Short task
Quote the whole listing word for word. Do not include the pictures.

Start of Materials provided

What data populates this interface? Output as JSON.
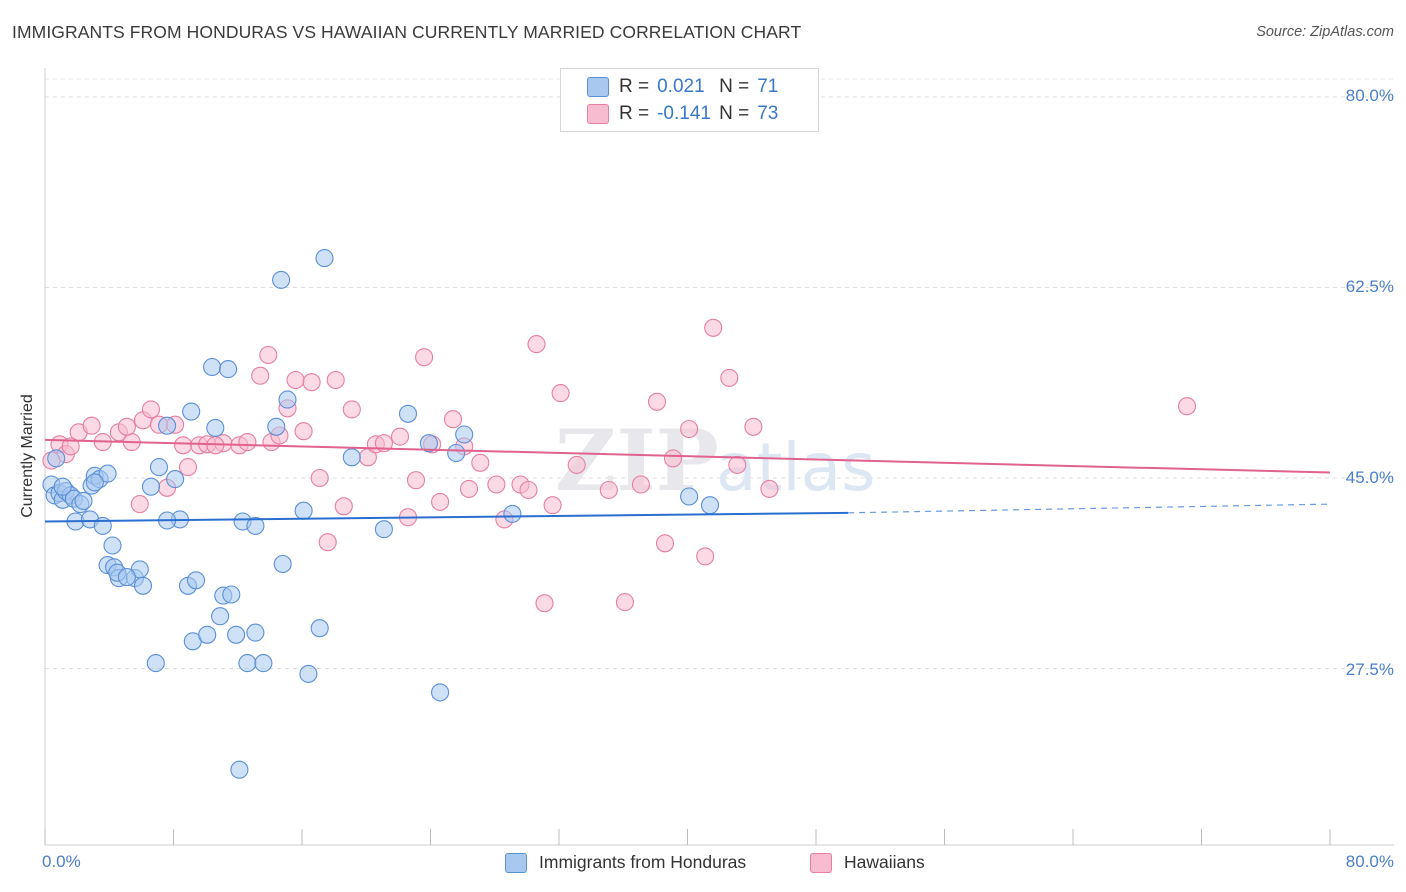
{
  "chart_data": {
    "type": "scatter",
    "title": "IMMIGRANTS FROM HONDURAS VS HAWAIIAN CURRENTLY MARRIED CORRELATION CHART",
    "source": "Source: ZipAtlas.com",
    "ylabel": "Currently Married",
    "xlim": [
      0,
      80
    ],
    "ylim": [
      10,
      82
    ],
    "y_ticks": [
      "80.0%",
      "62.5%",
      "45.0%",
      "27.5%"
    ],
    "y_tick_values": [
      80,
      62.5,
      45,
      27.5
    ],
    "x_tick_labels": [
      "0.0%",
      "80.0%"
    ],
    "watermark": {
      "zip": "ZIP",
      "atlas": "atlas"
    },
    "legend": {
      "r_label": "R =",
      "n_label": "N =",
      "rows": [
        {
          "name": "Immigrants from Honduras",
          "r": "0.021",
          "n": "71"
        },
        {
          "name": "Hawaiians",
          "r": "-0.141",
          "n": "73"
        }
      ]
    },
    "colors": {
      "blue_fill": "#a8c8f0",
      "blue_stroke": "#5b8fd6",
      "blue_line": "#2a6fd0",
      "pink_fill": "#f7bcd0",
      "pink_stroke": "#e67fa2",
      "pink_line": "#e0628d",
      "tick_text": "#4a7fc8"
    },
    "series": [
      {
        "name": "Immigrants from Honduras",
        "trend": {
          "x0": 0,
          "y0": 41.0,
          "x1": 50,
          "y1": 41.8,
          "dash_x1": 80,
          "dash_y1": 42.6
        },
        "points": [
          [
            0.4,
            44.4
          ],
          [
            0.6,
            43.4
          ],
          [
            0.9,
            43.6
          ],
          [
            1.1,
            43.0
          ],
          [
            1.3,
            43.8
          ],
          [
            1.6,
            43.4
          ],
          [
            1.8,
            43.1
          ],
          [
            1.1,
            44.2
          ],
          [
            1.9,
            41.0
          ],
          [
            2.2,
            42.6
          ],
          [
            2.4,
            42.9
          ],
          [
            2.9,
            44.3
          ],
          [
            3.1,
            45.2
          ],
          [
            3.4,
            44.9
          ],
          [
            3.9,
            45.4
          ],
          [
            2.8,
            41.2
          ],
          [
            3.6,
            40.6
          ],
          [
            4.2,
            38.8
          ],
          [
            3.9,
            37.0
          ],
          [
            4.3,
            36.8
          ],
          [
            4.6,
            35.8
          ],
          [
            4.5,
            36.3
          ],
          [
            5.6,
            35.8
          ],
          [
            5.9,
            36.6
          ],
          [
            6.1,
            35.1
          ],
          [
            5.1,
            35.9
          ],
          [
            6.6,
            44.2
          ],
          [
            7.1,
            46.0
          ],
          [
            7.6,
            49.8
          ],
          [
            8.1,
            44.9
          ],
          [
            8.4,
            41.2
          ],
          [
            8.9,
            35.1
          ],
          [
            9.4,
            35.6
          ],
          [
            9.2,
            30.0
          ],
          [
            10.1,
            30.6
          ],
          [
            10.9,
            32.3
          ],
          [
            11.1,
            34.2
          ],
          [
            11.6,
            34.3
          ],
          [
            11.9,
            30.6
          ],
          [
            12.3,
            41.0
          ],
          [
            13.1,
            40.6
          ],
          [
            13.1,
            30.8
          ],
          [
            14.4,
            49.7
          ],
          [
            14.8,
            37.1
          ],
          [
            15.1,
            52.2
          ],
          [
            14.7,
            63.2
          ],
          [
            16.4,
            27.0
          ],
          [
            17.1,
            31.2
          ],
          [
            17.4,
            65.2
          ],
          [
            19.1,
            46.9
          ],
          [
            21.1,
            40.3
          ],
          [
            22.6,
            50.9
          ],
          [
            23.9,
            48.2
          ],
          [
            25.6,
            47.3
          ],
          [
            24.6,
            25.3
          ],
          [
            29.1,
            41.7
          ],
          [
            40.1,
            43.3
          ],
          [
            41.4,
            42.5
          ],
          [
            9.1,
            51.1
          ],
          [
            10.4,
            55.2
          ],
          [
            10.6,
            49.6
          ],
          [
            11.4,
            55.0
          ],
          [
            12.1,
            18.2
          ],
          [
            12.6,
            28.0
          ],
          [
            6.9,
            28.0
          ],
          [
            3.1,
            44.6
          ],
          [
            7.6,
            41.1
          ],
          [
            13.6,
            28.0
          ],
          [
            16.1,
            42.0
          ],
          [
            0.7,
            46.8
          ],
          [
            26.1,
            49.0
          ]
        ]
      },
      {
        "name": "Hawaiians",
        "trend": {
          "x0": 0,
          "y0": 48.5,
          "x1": 80,
          "y1": 45.5
        },
        "points": [
          [
            0.9,
            48.1
          ],
          [
            1.3,
            47.2
          ],
          [
            2.1,
            49.2
          ],
          [
            2.9,
            49.8
          ],
          [
            3.6,
            48.3
          ],
          [
            4.6,
            49.2
          ],
          [
            5.4,
            48.3
          ],
          [
            5.1,
            49.7
          ],
          [
            6.1,
            50.3
          ],
          [
            6.6,
            51.3
          ],
          [
            7.1,
            49.9
          ],
          [
            7.6,
            44.1
          ],
          [
            8.1,
            49.9
          ],
          [
            8.6,
            48.0
          ],
          [
            8.9,
            46.0
          ],
          [
            9.6,
            48.0
          ],
          [
            10.1,
            48.1
          ],
          [
            11.1,
            48.2
          ],
          [
            12.1,
            48.0
          ],
          [
            12.6,
            48.3
          ],
          [
            13.4,
            54.4
          ],
          [
            13.9,
            56.3
          ],
          [
            14.1,
            48.3
          ],
          [
            14.6,
            48.9
          ],
          [
            15.1,
            51.4
          ],
          [
            15.6,
            54.0
          ],
          [
            16.1,
            49.3
          ],
          [
            16.6,
            53.8
          ],
          [
            17.1,
            45.0
          ],
          [
            17.6,
            39.1
          ],
          [
            18.1,
            54.0
          ],
          [
            18.6,
            42.4
          ],
          [
            19.1,
            51.3
          ],
          [
            20.1,
            46.9
          ],
          [
            20.6,
            48.1
          ],
          [
            21.1,
            48.2
          ],
          [
            22.1,
            48.8
          ],
          [
            22.6,
            41.4
          ],
          [
            23.1,
            44.8
          ],
          [
            23.6,
            56.1
          ],
          [
            24.1,
            48.1
          ],
          [
            24.6,
            42.8
          ],
          [
            25.4,
            50.4
          ],
          [
            26.1,
            47.9
          ],
          [
            27.1,
            46.4
          ],
          [
            28.1,
            44.4
          ],
          [
            28.6,
            41.2
          ],
          [
            29.6,
            44.4
          ],
          [
            30.1,
            43.9
          ],
          [
            30.6,
            57.3
          ],
          [
            31.1,
            33.5
          ],
          [
            31.6,
            42.5
          ],
          [
            32.1,
            52.8
          ],
          [
            33.1,
            46.2
          ],
          [
            35.1,
            43.9
          ],
          [
            36.1,
            33.6
          ],
          [
            37.1,
            44.4
          ],
          [
            38.1,
            52.0
          ],
          [
            38.6,
            39.0
          ],
          [
            39.1,
            46.8
          ],
          [
            40.1,
            49.5
          ],
          [
            41.1,
            37.8
          ],
          [
            41.6,
            58.8
          ],
          [
            42.6,
            54.2
          ],
          [
            43.1,
            46.2
          ],
          [
            44.1,
            49.7
          ],
          [
            45.1,
            44.0
          ],
          [
            71.1,
            51.6
          ],
          [
            1.6,
            47.9
          ],
          [
            5.9,
            42.6
          ],
          [
            10.6,
            48.0
          ],
          [
            26.4,
            44.0
          ],
          [
            0.4,
            46.6
          ]
        ]
      }
    ]
  }
}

End of Materials provided

Result for this task
What data populates this interface? Output as JSON.
{
  "chart_data": {
    "type": "scatter",
    "title": "IMMIGRANTS FROM HONDURAS VS HAWAIIAN CURRENTLY MARRIED CORRELATION CHART",
    "source": "Source: ZipAtlas.com",
    "ylabel": "Currently Married",
    "xlim": [
      0,
      80
    ],
    "ylim": [
      10,
      82
    ],
    "y_ticks": [
      "80.0%",
      "62.5%",
      "45.0%",
      "27.5%"
    ],
    "y_tick_values": [
      80,
      62.5,
      45,
      27.5
    ],
    "x_tick_labels": [
      "0.0%",
      "80.0%"
    ],
    "watermark": {
      "zip": "ZIP",
      "atlas": "atlas"
    },
    "legend": {
      "r_label": "R =",
      "n_label": "N =",
      "rows": [
        {
          "name": "Immigrants from Honduras",
          "r": "0.021",
          "n": "71"
        },
        {
          "name": "Hawaiians",
          "r": "-0.141",
          "n": "73"
        }
      ]
    },
    "colors": {
      "blue_fill": "#a8c8f0",
      "blue_stroke": "#5b8fd6",
      "blue_line": "#2a6fd0",
      "pink_fill": "#f7bcd0",
      "pink_stroke": "#e67fa2",
      "pink_line": "#e0628d",
      "tick_text": "#4a7fc8"
    },
    "series": [
      {
        "name": "Immigrants from Honduras",
        "trend": {
          "x0": 0,
          "y0": 41.0,
          "x1": 50,
          "y1": 41.8,
          "dash_x1": 80,
          "dash_y1": 42.6
        },
        "points": [
          [
            0.4,
            44.4
          ],
          [
            0.6,
            43.4
          ],
          [
            0.9,
            43.6
          ],
          [
            1.1,
            43.0
          ],
          [
            1.3,
            43.8
          ],
          [
            1.6,
            43.4
          ],
          [
            1.8,
            43.1
          ],
          [
            1.1,
            44.2
          ],
          [
            1.9,
            41.0
          ],
          [
            2.2,
            42.6
          ],
          [
            2.4,
            42.9
          ],
          [
            2.9,
            44.3
          ],
          [
            3.1,
            45.2
          ],
          [
            3.4,
            44.9
          ],
          [
            3.9,
            45.4
          ],
          [
            2.8,
            41.2
          ],
          [
            3.6,
            40.6
          ],
          [
            4.2,
            38.8
          ],
          [
            3.9,
            37.0
          ],
          [
            4.3,
            36.8
          ],
          [
            4.6,
            35.8
          ],
          [
            4.5,
            36.3
          ],
          [
            5.6,
            35.8
          ],
          [
            5.9,
            36.6
          ],
          [
            6.1,
            35.1
          ],
          [
            5.1,
            35.9
          ],
          [
            6.6,
            44.2
          ],
          [
            7.1,
            46.0
          ],
          [
            7.6,
            49.8
          ],
          [
            8.1,
            44.9
          ],
          [
            8.4,
            41.2
          ],
          [
            8.9,
            35.1
          ],
          [
            9.4,
            35.6
          ],
          [
            9.2,
            30.0
          ],
          [
            10.1,
            30.6
          ],
          [
            10.9,
            32.3
          ],
          [
            11.1,
            34.2
          ],
          [
            11.6,
            34.3
          ],
          [
            11.9,
            30.6
          ],
          [
            12.3,
            41.0
          ],
          [
            13.1,
            40.6
          ],
          [
            13.1,
            30.8
          ],
          [
            14.4,
            49.7
          ],
          [
            14.8,
            37.1
          ],
          [
            15.1,
            52.2
          ],
          [
            14.7,
            63.2
          ],
          [
            16.4,
            27.0
          ],
          [
            17.1,
            31.2
          ],
          [
            17.4,
            65.2
          ],
          [
            19.1,
            46.9
          ],
          [
            21.1,
            40.3
          ],
          [
            22.6,
            50.9
          ],
          [
            23.9,
            48.2
          ],
          [
            25.6,
            47.3
          ],
          [
            24.6,
            25.3
          ],
          [
            29.1,
            41.7
          ],
          [
            40.1,
            43.3
          ],
          [
            41.4,
            42.5
          ],
          [
            9.1,
            51.1
          ],
          [
            10.4,
            55.2
          ],
          [
            10.6,
            49.6
          ],
          [
            11.4,
            55.0
          ],
          [
            12.1,
            18.2
          ],
          [
            12.6,
            28.0
          ],
          [
            6.9,
            28.0
          ],
          [
            3.1,
            44.6
          ],
          [
            7.6,
            41.1
          ],
          [
            13.6,
            28.0
          ],
          [
            16.1,
            42.0
          ],
          [
            0.7,
            46.8
          ],
          [
            26.1,
            49.0
          ]
        ]
      },
      {
        "name": "Hawaiians",
        "trend": {
          "x0": 0,
          "y0": 48.5,
          "x1": 80,
          "y1": 45.5
        },
        "points": [
          [
            0.9,
            48.1
          ],
          [
            1.3,
            47.2
          ],
          [
            2.1,
            49.2
          ],
          [
            2.9,
            49.8
          ],
          [
            3.6,
            48.3
          ],
          [
            4.6,
            49.2
          ],
          [
            5.4,
            48.3
          ],
          [
            5.1,
            49.7
          ],
          [
            6.1,
            50.3
          ],
          [
            6.6,
            51.3
          ],
          [
            7.1,
            49.9
          ],
          [
            7.6,
            44.1
          ],
          [
            8.1,
            49.9
          ],
          [
            8.6,
            48.0
          ],
          [
            8.9,
            46.0
          ],
          [
            9.6,
            48.0
          ],
          [
            10.1,
            48.1
          ],
          [
            11.1,
            48.2
          ],
          [
            12.1,
            48.0
          ],
          [
            12.6,
            48.3
          ],
          [
            13.4,
            54.4
          ],
          [
            13.9,
            56.3
          ],
          [
            14.1,
            48.3
          ],
          [
            14.6,
            48.9
          ],
          [
            15.1,
            51.4
          ],
          [
            15.6,
            54.0
          ],
          [
            16.1,
            49.3
          ],
          [
            16.6,
            53.8
          ],
          [
            17.1,
            45.0
          ],
          [
            17.6,
            39.1
          ],
          [
            18.1,
            54.0
          ],
          [
            18.6,
            42.4
          ],
          [
            19.1,
            51.3
          ],
          [
            20.1,
            46.9
          ],
          [
            20.6,
            48.1
          ],
          [
            21.1,
            48.2
          ],
          [
            22.1,
            48.8
          ],
          [
            22.6,
            41.4
          ],
          [
            23.1,
            44.8
          ],
          [
            23.6,
            56.1
          ],
          [
            24.1,
            48.1
          ],
          [
            24.6,
            42.8
          ],
          [
            25.4,
            50.4
          ],
          [
            26.1,
            47.9
          ],
          [
            27.1,
            46.4
          ],
          [
            28.1,
            44.4
          ],
          [
            28.6,
            41.2
          ],
          [
            29.6,
            44.4
          ],
          [
            30.1,
            43.9
          ],
          [
            30.6,
            57.3
          ],
          [
            31.1,
            33.5
          ],
          [
            31.6,
            42.5
          ],
          [
            32.1,
            52.8
          ],
          [
            33.1,
            46.2
          ],
          [
            35.1,
            43.9
          ],
          [
            36.1,
            33.6
          ],
          [
            37.1,
            44.4
          ],
          [
            38.1,
            52.0
          ],
          [
            38.6,
            39.0
          ],
          [
            39.1,
            46.8
          ],
          [
            40.1,
            49.5
          ],
          [
            41.1,
            37.8
          ],
          [
            41.6,
            58.8
          ],
          [
            42.6,
            54.2
          ],
          [
            43.1,
            46.2
          ],
          [
            44.1,
            49.7
          ],
          [
            45.1,
            44.0
          ],
          [
            71.1,
            51.6
          ],
          [
            1.6,
            47.9
          ],
          [
            5.9,
            42.6
          ],
          [
            10.6,
            48.0
          ],
          [
            26.4,
            44.0
          ],
          [
            0.4,
            46.6
          ]
        ]
      }
    ]
  }
}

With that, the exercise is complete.